● Work to complete: Copy the data word for word, keeping every line.

● Input rows:
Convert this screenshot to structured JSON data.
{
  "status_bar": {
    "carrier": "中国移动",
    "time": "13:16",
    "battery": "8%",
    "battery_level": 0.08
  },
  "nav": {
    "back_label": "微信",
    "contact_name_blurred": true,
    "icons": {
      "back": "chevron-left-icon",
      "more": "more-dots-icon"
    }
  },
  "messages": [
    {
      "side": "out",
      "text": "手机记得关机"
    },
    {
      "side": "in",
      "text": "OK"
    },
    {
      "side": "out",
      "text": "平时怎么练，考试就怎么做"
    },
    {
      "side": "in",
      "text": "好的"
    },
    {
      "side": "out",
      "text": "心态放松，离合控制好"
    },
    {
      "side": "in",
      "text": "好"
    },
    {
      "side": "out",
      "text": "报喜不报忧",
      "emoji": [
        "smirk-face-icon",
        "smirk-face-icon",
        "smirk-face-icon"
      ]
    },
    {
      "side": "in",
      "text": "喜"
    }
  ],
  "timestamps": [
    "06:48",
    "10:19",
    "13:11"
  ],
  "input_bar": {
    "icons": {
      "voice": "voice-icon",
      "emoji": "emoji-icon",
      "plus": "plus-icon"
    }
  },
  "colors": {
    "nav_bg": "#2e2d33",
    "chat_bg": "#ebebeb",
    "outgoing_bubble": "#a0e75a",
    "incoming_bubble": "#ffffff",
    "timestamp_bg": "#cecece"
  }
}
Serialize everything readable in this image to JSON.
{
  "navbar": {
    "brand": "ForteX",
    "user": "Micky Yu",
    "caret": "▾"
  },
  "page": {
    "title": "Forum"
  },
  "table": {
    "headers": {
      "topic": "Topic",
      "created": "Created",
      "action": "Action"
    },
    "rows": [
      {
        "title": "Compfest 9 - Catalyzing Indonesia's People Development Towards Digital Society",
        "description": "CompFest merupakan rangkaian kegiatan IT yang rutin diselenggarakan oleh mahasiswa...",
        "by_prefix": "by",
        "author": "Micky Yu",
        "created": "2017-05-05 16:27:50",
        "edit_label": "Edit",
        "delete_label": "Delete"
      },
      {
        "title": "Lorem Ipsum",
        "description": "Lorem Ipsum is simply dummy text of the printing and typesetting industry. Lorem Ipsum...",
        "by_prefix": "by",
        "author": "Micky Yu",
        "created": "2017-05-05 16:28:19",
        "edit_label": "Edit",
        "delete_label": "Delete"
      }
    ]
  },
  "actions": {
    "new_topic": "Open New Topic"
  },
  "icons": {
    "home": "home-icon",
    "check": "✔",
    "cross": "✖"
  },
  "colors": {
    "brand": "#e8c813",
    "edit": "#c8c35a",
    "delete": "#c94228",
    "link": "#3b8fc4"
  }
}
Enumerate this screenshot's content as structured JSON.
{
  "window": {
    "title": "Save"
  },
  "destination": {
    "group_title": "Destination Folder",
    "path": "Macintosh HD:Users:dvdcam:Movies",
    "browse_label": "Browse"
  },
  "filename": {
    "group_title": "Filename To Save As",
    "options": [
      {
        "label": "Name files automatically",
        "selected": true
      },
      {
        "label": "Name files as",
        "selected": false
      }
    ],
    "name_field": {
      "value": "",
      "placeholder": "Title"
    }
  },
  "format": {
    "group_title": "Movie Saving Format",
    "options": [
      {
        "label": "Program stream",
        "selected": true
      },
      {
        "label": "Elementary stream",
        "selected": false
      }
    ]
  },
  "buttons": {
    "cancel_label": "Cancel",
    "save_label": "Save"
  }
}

● Complete answer:
Convert this screenshot to structured JSON data.
{
  "status_bar": {
    "carrier": "中国移动",
    "time": "13:16",
    "battery": "8%",
    "battery_level": 0.08
  },
  "nav": {
    "back_label": "微信",
    "contact_name_blurred": true,
    "icons": {
      "back": "chevron-left-icon",
      "more": "more-dots-icon"
    }
  },
  "messages": [
    {
      "side": "out",
      "text": "手机记得关机"
    },
    {
      "side": "in",
      "text": "OK"
    },
    {
      "side": "out",
      "text": "平时怎么练，考试就怎么做"
    },
    {
      "side": "in",
      "text": "好的"
    },
    {
      "side": "out",
      "text": "心态放松，离合控制好"
    },
    {
      "side": "in",
      "text": "好"
    },
    {
      "side": "out",
      "text": "报喜不报忧",
      "emoji": [
        "smirk-face-icon",
        "smirk-face-icon",
        "smirk-face-icon"
      ]
    },
    {
      "side": "in",
      "text": "喜"
    }
  ],
  "timestamps": [
    "06:48",
    "10:19",
    "13:11"
  ],
  "input_bar": {
    "icons": {
      "voice": "voice-icon",
      "emoji": "emoji-icon",
      "plus": "plus-icon"
    }
  },
  "colors": {
    "nav_bg": "#2e2d33",
    "chat_bg": "#ebebeb",
    "outgoing_bubble": "#a0e75a",
    "incoming_bubble": "#ffffff",
    "timestamp_bg": "#cecece"
  }
}
Serialize everything readable in this image to JSON.
{
  "navbar": {
    "brand": "ForteX",
    "user": "Micky Yu",
    "caret": "▾"
  },
  "page": {
    "title": "Forum"
  },
  "table": {
    "headers": {
      "topic": "Topic",
      "created": "Created",
      "action": "Action"
    },
    "rows": [
      {
        "title": "Compfest 9 - Catalyzing Indonesia's People Development Towards Digital Society",
        "description": "CompFest merupakan rangkaian kegiatan IT yang rutin diselenggarakan oleh mahasiswa...",
        "by_prefix": "by",
        "author": "Micky Yu",
        "created": "2017-05-05 16:27:50",
        "edit_label": "Edit",
        "delete_label": "Delete"
      },
      {
        "title": "Lorem Ipsum",
        "description": "Lorem Ipsum is simply dummy text of the printing and typesetting industry. Lorem Ipsum...",
        "by_prefix": "by",
        "author": "Micky Yu",
        "created": "2017-05-05 16:28:19",
        "edit_label": "Edit",
        "delete_label": "Delete"
      }
    ]
  },
  "actions": {
    "new_topic": "Open New Topic"
  },
  "icons": {
    "home": "home-icon",
    "check": "✔",
    "cross": "✖"
  },
  "colors": {
    "brand": "#e8c813",
    "edit": "#c8c35a",
    "delete": "#c94228",
    "link": "#3b8fc4"
  }
}
Enumerate this screenshot's content as structured JSON.
{
  "window": {
    "title": "Save"
  },
  "destination": {
    "group_title": "Destination Folder",
    "path": "Macintosh HD:Users:dvdcam:Movies",
    "browse_label": "Browse"
  },
  "filename": {
    "group_title": "Filename To Save As",
    "options": [
      {
        "label": "Name files automatically",
        "selected": true
      },
      {
        "label": "Name files as",
        "selected": false
      }
    ],
    "name_field": {
      "value": "",
      "placeholder": "Title"
    }
  },
  "format": {
    "group_title": "Movie Saving Format",
    "options": [
      {
        "label": "Program stream",
        "selected": true
      },
      {
        "label": "Elementary stream",
        "selected": false
      }
    ]
  },
  "buttons": {
    "cancel_label": "Cancel",
    "save_label": "Save"
  }
}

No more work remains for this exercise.